## Work required
Every line of the material below should be output exactly as written, with the images skipped.
★ ★ ★
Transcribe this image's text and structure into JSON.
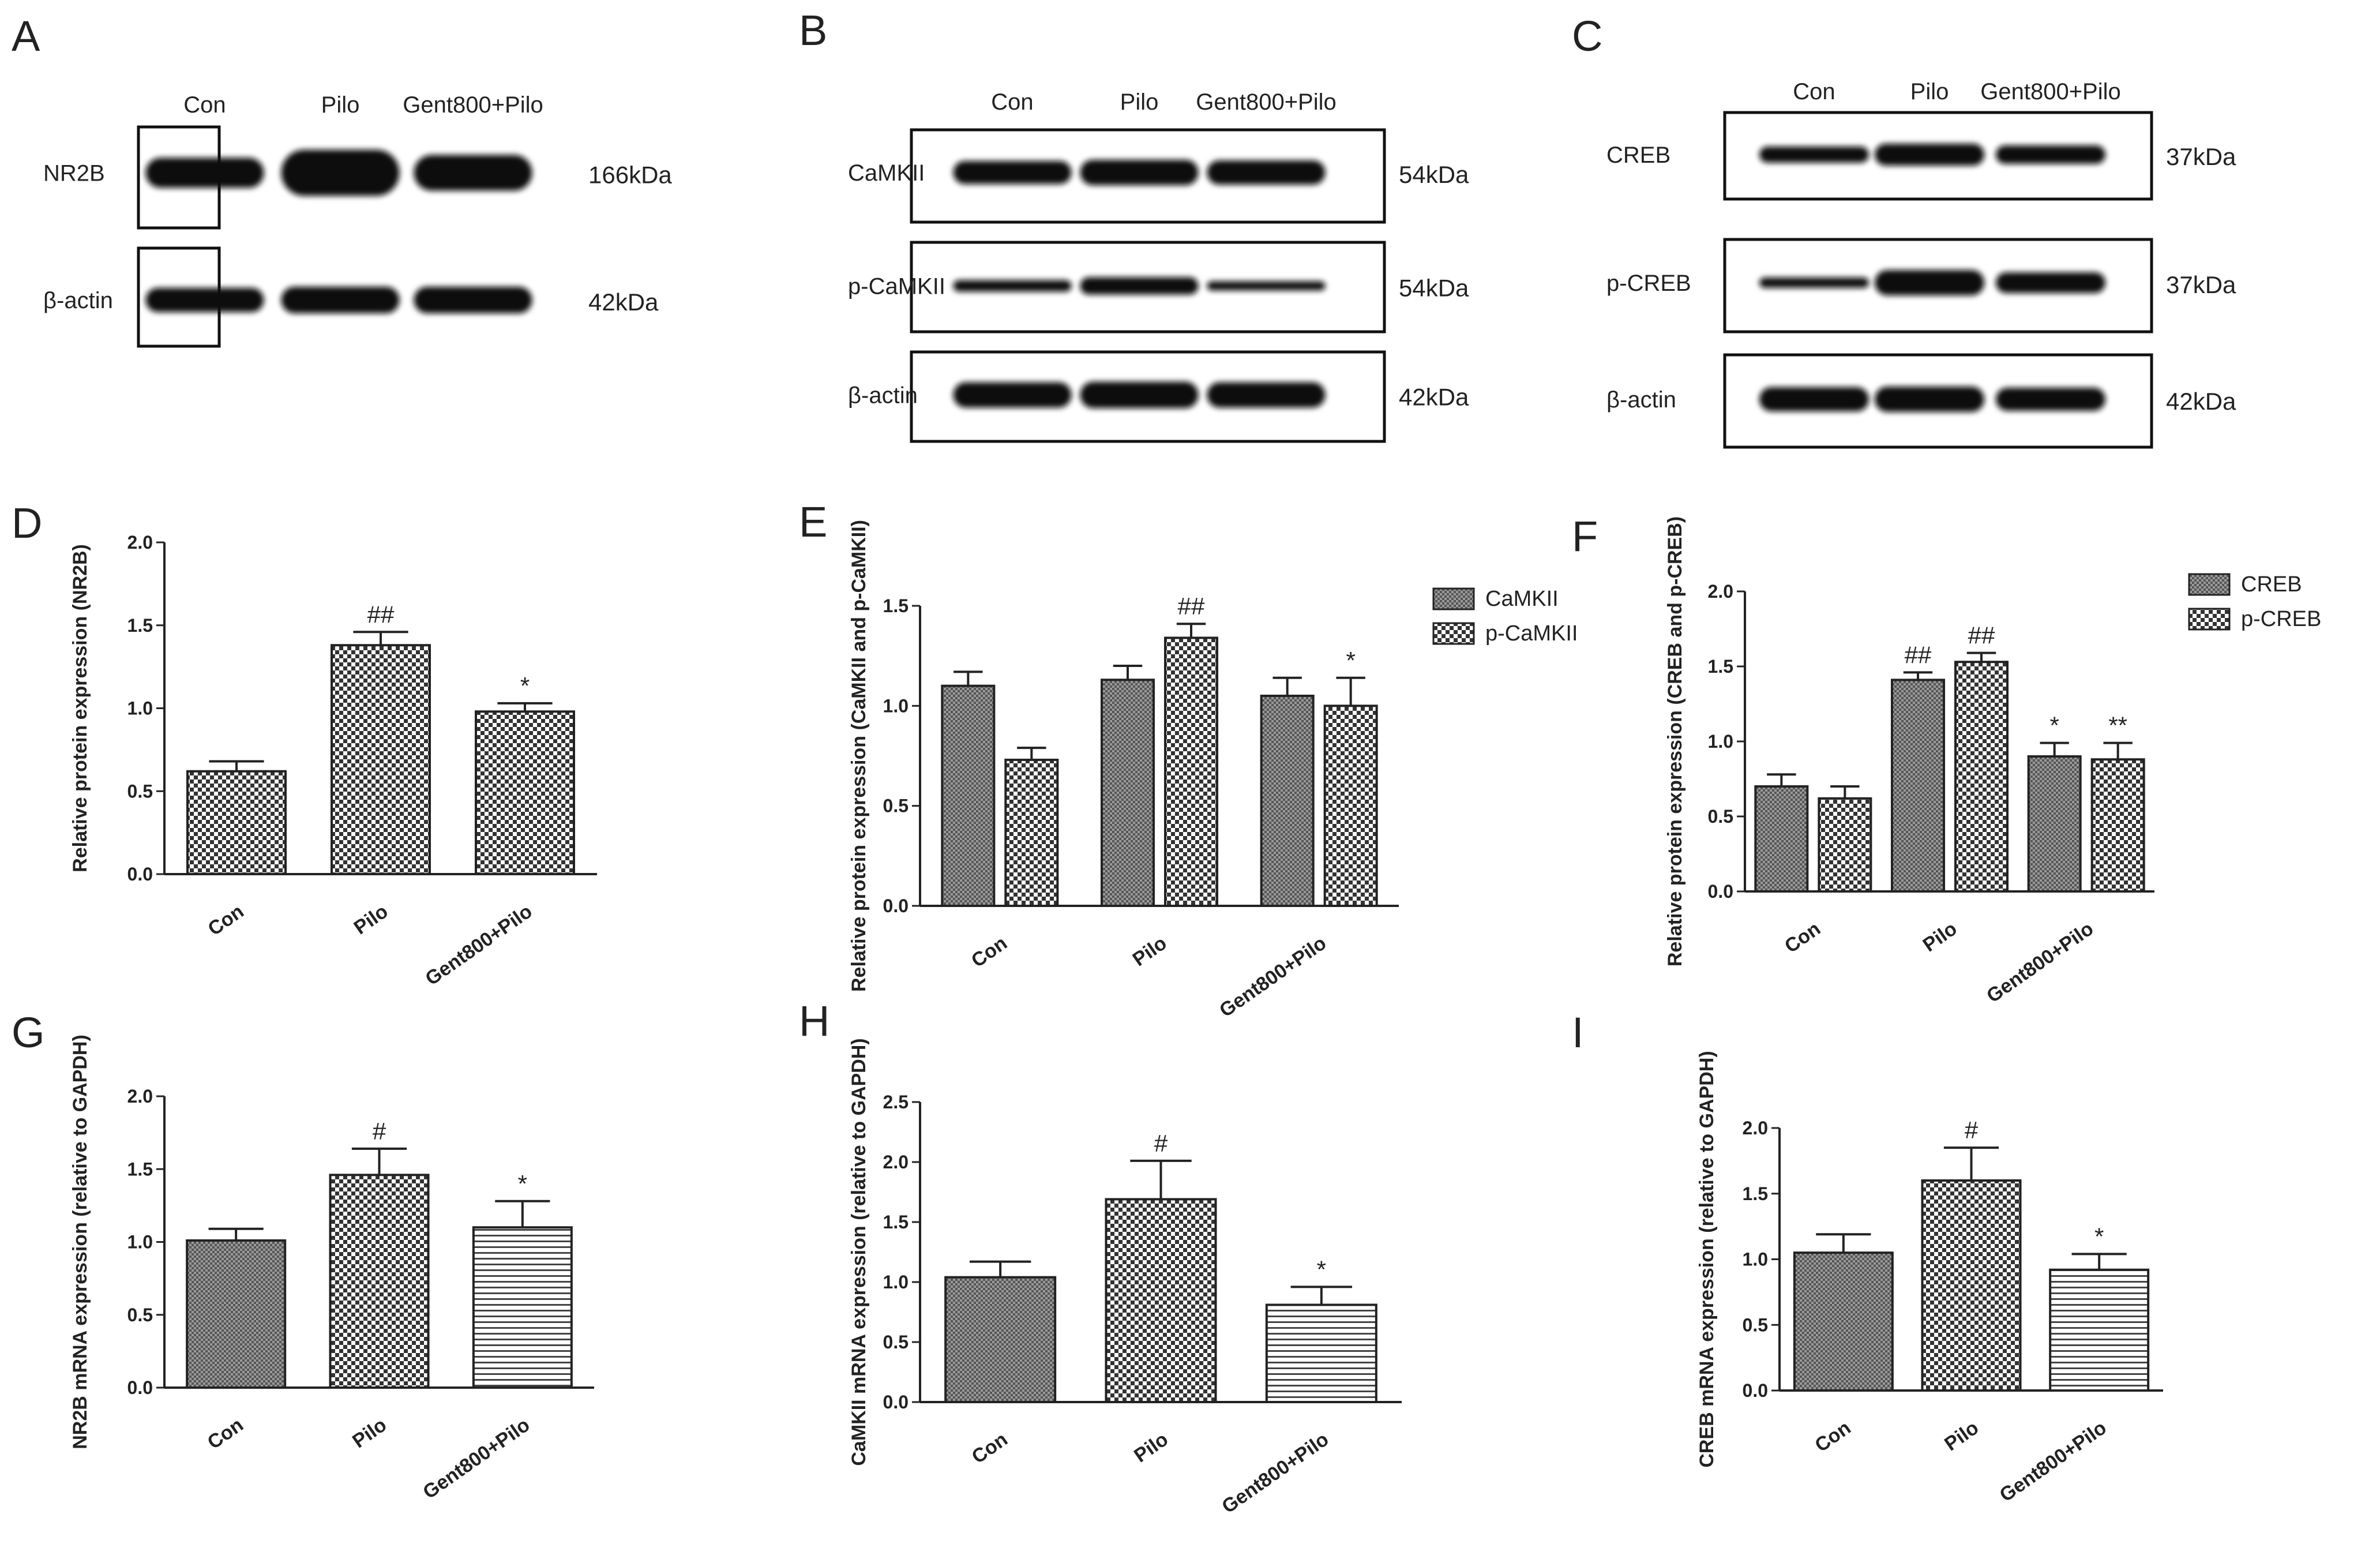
{
  "panels": [
    {
      "letter": "A",
      "lanes": [
        "Con",
        "Pilo",
        "Gent800+Pilo"
      ],
      "blots": [
        {
          "name": "NR2B",
          "size": "166kDa"
        },
        {
          "name": "β-actin",
          "size": "42kDa"
        }
      ]
    },
    {
      "letter": "B",
      "lanes": [
        "Con",
        "Pilo",
        "Gent800+Pilo"
      ],
      "blots": [
        {
          "name": "CaMKII",
          "size": "54kDa"
        },
        {
          "name": "p-CaMKII",
          "size": "54kDa"
        },
        {
          "name": "β-actin",
          "size": "42kDa"
        }
      ]
    },
    {
      "letter": "C",
      "lanes": [
        "Con",
        "Pilo",
        "Gent800+Pilo"
      ],
      "blots": [
        {
          "name": "CREB",
          "size": "37kDa"
        },
        {
          "name": "p-CREB",
          "size": "37kDa"
        },
        {
          "name": "β-actin",
          "size": "42kDa"
        }
      ]
    }
  ],
  "chart_data": [
    {
      "letter": "D",
      "type": "bar",
      "categories": [
        "Con",
        "Pilo",
        "Gent800+Pilo"
      ],
      "ylabel": "Relative protein expression (NR2B)",
      "ylim": [
        0,
        2.0
      ],
      "yticks": [
        "0.0",
        "0.5",
        "1.0",
        "1.5",
        "2.0"
      ],
      "legend": "none",
      "series": [
        {
          "name": "",
          "pattern": "check",
          "values": [
            0.62,
            1.38,
            0.98
          ],
          "errors": [
            0.06,
            0.08,
            0.05
          ],
          "marks": [
            "",
            "##",
            "*"
          ]
        }
      ]
    },
    {
      "letter": "E",
      "type": "bar",
      "categories": [
        "Con",
        "Pilo",
        "Gent800+Pilo"
      ],
      "ylabel": "Relative protein expression (CaMKII and p-CaMKII)",
      "ylim": [
        0,
        1.5
      ],
      "yticks": [
        "0.0",
        "0.5",
        "1.0",
        "1.5"
      ],
      "legend": "right",
      "series": [
        {
          "name": "CaMKII",
          "pattern": "fine",
          "values": [
            1.1,
            1.13,
            1.05
          ],
          "errors": [
            0.07,
            0.07,
            0.09
          ],
          "marks": [
            "",
            "",
            ""
          ]
        },
        {
          "name": "p-CaMKII",
          "pattern": "check",
          "values": [
            0.73,
            1.34,
            1.0
          ],
          "errors": [
            0.06,
            0.07,
            0.14
          ],
          "marks": [
            "",
            "##",
            "*"
          ]
        }
      ]
    },
    {
      "letter": "F",
      "type": "bar",
      "categories": [
        "Con",
        "Pilo",
        "Gent800+Pilo"
      ],
      "ylabel": "Relative protein expression (CREB and p-CREB)",
      "ylim": [
        0,
        2.0
      ],
      "yticks": [
        "0.0",
        "0.5",
        "1.0",
        "1.5",
        "2.0"
      ],
      "legend": "right",
      "series": [
        {
          "name": "CREB",
          "pattern": "fine",
          "values": [
            0.7,
            1.41,
            0.9
          ],
          "errors": [
            0.08,
            0.05,
            0.09
          ],
          "marks": [
            "",
            "##",
            "*"
          ]
        },
        {
          "name": "p-CREB",
          "pattern": "check",
          "values": [
            0.62,
            1.53,
            0.88
          ],
          "errors": [
            0.08,
            0.06,
            0.11
          ],
          "marks": [
            "",
            "##",
            "**"
          ]
        }
      ]
    },
    {
      "letter": "G",
      "type": "bar",
      "categories": [
        "Con",
        "Pilo",
        "Gent800+Pilo"
      ],
      "ylabel": "NR2B mRNA expression (relative to GAPDH)",
      "ylim": [
        0,
        2.0
      ],
      "yticks": [
        "0.0",
        "0.5",
        "1.0",
        "1.5",
        "2.0"
      ],
      "legend": "none",
      "series": [
        {
          "name": "",
          "pattern": "mixed",
          "values": [
            1.01,
            1.46,
            1.1
          ],
          "errors": [
            0.08,
            0.18,
            0.18
          ],
          "marks": [
            "",
            "#",
            "*"
          ]
        }
      ]
    },
    {
      "letter": "H",
      "type": "bar",
      "categories": [
        "Con",
        "Pilo",
        "Gent800+Pilo"
      ],
      "ylabel": "CaMKII mRNA expression (relative to GAPDH)",
      "ylim": [
        0,
        2.5
      ],
      "yticks": [
        "0.0",
        "0.5",
        "1.0",
        "1.5",
        "2.0",
        "2.5"
      ],
      "legend": "none",
      "series": [
        {
          "name": "",
          "pattern": "mixed",
          "values": [
            1.04,
            1.69,
            0.81
          ],
          "errors": [
            0.13,
            0.32,
            0.15
          ],
          "marks": [
            "",
            "#",
            "*"
          ]
        }
      ]
    },
    {
      "letter": "I",
      "type": "bar",
      "categories": [
        "Con",
        "Pilo",
        "Gent800+Pilo"
      ],
      "ylabel": "CREB mRNA expression (relative to GAPDH)",
      "ylim": [
        0,
        2.0
      ],
      "yticks": [
        "0.0",
        "0.5",
        "1.0",
        "1.5",
        "2.0"
      ],
      "legend": "none",
      "series": [
        {
          "name": "",
          "pattern": "mixed",
          "values": [
            1.05,
            1.6,
            0.92
          ],
          "errors": [
            0.14,
            0.25,
            0.12
          ],
          "marks": [
            "",
            "#",
            "*"
          ]
        }
      ]
    }
  ],
  "colors": {
    "ink": "#222222",
    "band": "#111111",
    "pattern_fill": "#777777",
    "background": "#ffffff"
  }
}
★ ★ ★
## Solution to this exercise
Transcribe this image's text and structure into JSON.
{
  "panels": [
    {
      "letter": "A",
      "lanes": [
        "Con",
        "Pilo",
        "Gent800+Pilo"
      ],
      "blots": [
        {
          "name": "NR2B",
          "size": "166kDa"
        },
        {
          "name": "β-actin",
          "size": "42kDa"
        }
      ]
    },
    {
      "letter": "B",
      "lanes": [
        "Con",
        "Pilo",
        "Gent800+Pilo"
      ],
      "blots": [
        {
          "name": "CaMKII",
          "size": "54kDa"
        },
        {
          "name": "p-CaMKII",
          "size": "54kDa"
        },
        {
          "name": "β-actin",
          "size": "42kDa"
        }
      ]
    },
    {
      "letter": "C",
      "lanes": [
        "Con",
        "Pilo",
        "Gent800+Pilo"
      ],
      "blots": [
        {
          "name": "CREB",
          "size": "37kDa"
        },
        {
          "name": "p-CREB",
          "size": "37kDa"
        },
        {
          "name": "β-actin",
          "size": "42kDa"
        }
      ]
    }
  ],
  "chart_data": [
    {
      "letter": "D",
      "type": "bar",
      "categories": [
        "Con",
        "Pilo",
        "Gent800+Pilo"
      ],
      "ylabel": "Relative protein expression (NR2B)",
      "ylim": [
        0,
        2.0
      ],
      "yticks": [
        "0.0",
        "0.5",
        "1.0",
        "1.5",
        "2.0"
      ],
      "legend": "none",
      "series": [
        {
          "name": "",
          "pattern": "check",
          "values": [
            0.62,
            1.38,
            0.98
          ],
          "errors": [
            0.06,
            0.08,
            0.05
          ],
          "marks": [
            "",
            "##",
            "*"
          ]
        }
      ]
    },
    {
      "letter": "E",
      "type": "bar",
      "categories": [
        "Con",
        "Pilo",
        "Gent800+Pilo"
      ],
      "ylabel": "Relative protein expression (CaMKII and p-CaMKII)",
      "ylim": [
        0,
        1.5
      ],
      "yticks": [
        "0.0",
        "0.5",
        "1.0",
        "1.5"
      ],
      "legend": "right",
      "series": [
        {
          "name": "CaMKII",
          "pattern": "fine",
          "values": [
            1.1,
            1.13,
            1.05
          ],
          "errors": [
            0.07,
            0.07,
            0.09
          ],
          "marks": [
            "",
            "",
            ""
          ]
        },
        {
          "name": "p-CaMKII",
          "pattern": "check",
          "values": [
            0.73,
            1.34,
            1.0
          ],
          "errors": [
            0.06,
            0.07,
            0.14
          ],
          "marks": [
            "",
            "##",
            "*"
          ]
        }
      ]
    },
    {
      "letter": "F",
      "type": "bar",
      "categories": [
        "Con",
        "Pilo",
        "Gent800+Pilo"
      ],
      "ylabel": "Relative protein expression (CREB and p-CREB)",
      "ylim": [
        0,
        2.0
      ],
      "yticks": [
        "0.0",
        "0.5",
        "1.0",
        "1.5",
        "2.0"
      ],
      "legend": "right",
      "series": [
        {
          "name": "CREB",
          "pattern": "fine",
          "values": [
            0.7,
            1.41,
            0.9
          ],
          "errors": [
            0.08,
            0.05,
            0.09
          ],
          "marks": [
            "",
            "##",
            "*"
          ]
        },
        {
          "name": "p-CREB",
          "pattern": "check",
          "values": [
            0.62,
            1.53,
            0.88
          ],
          "errors": [
            0.08,
            0.06,
            0.11
          ],
          "marks": [
            "",
            "##",
            "**"
          ]
        }
      ]
    },
    {
      "letter": "G",
      "type": "bar",
      "categories": [
        "Con",
        "Pilo",
        "Gent800+Pilo"
      ],
      "ylabel": "NR2B mRNA expression (relative to GAPDH)",
      "ylim": [
        0,
        2.0
      ],
      "yticks": [
        "0.0",
        "0.5",
        "1.0",
        "1.5",
        "2.0"
      ],
      "legend": "none",
      "series": [
        {
          "name": "",
          "pattern": "mixed",
          "values": [
            1.01,
            1.46,
            1.1
          ],
          "errors": [
            0.08,
            0.18,
            0.18
          ],
          "marks": [
            "",
            "#",
            "*"
          ]
        }
      ]
    },
    {
      "letter": "H",
      "type": "bar",
      "categories": [
        "Con",
        "Pilo",
        "Gent800+Pilo"
      ],
      "ylabel": "CaMKII mRNA expression (relative to GAPDH)",
      "ylim": [
        0,
        2.5
      ],
      "yticks": [
        "0.0",
        "0.5",
        "1.0",
        "1.5",
        "2.0",
        "2.5"
      ],
      "legend": "none",
      "series": [
        {
          "name": "",
          "pattern": "mixed",
          "values": [
            1.04,
            1.69,
            0.81
          ],
          "errors": [
            0.13,
            0.32,
            0.15
          ],
          "marks": [
            "",
            "#",
            "*"
          ]
        }
      ]
    },
    {
      "letter": "I",
      "type": "bar",
      "categories": [
        "Con",
        "Pilo",
        "Gent800+Pilo"
      ],
      "ylabel": "CREB mRNA expression (relative to GAPDH)",
      "ylim": [
        0,
        2.0
      ],
      "yticks": [
        "0.0",
        "0.5",
        "1.0",
        "1.5",
        "2.0"
      ],
      "legend": "none",
      "series": [
        {
          "name": "",
          "pattern": "mixed",
          "values": [
            1.05,
            1.6,
            0.92
          ],
          "errors": [
            0.14,
            0.25,
            0.12
          ],
          "marks": [
            "",
            "#",
            "*"
          ]
        }
      ]
    }
  ],
  "colors": {
    "ink": "#222222",
    "band": "#111111",
    "pattern_fill": "#777777",
    "background": "#ffffff"
  }
}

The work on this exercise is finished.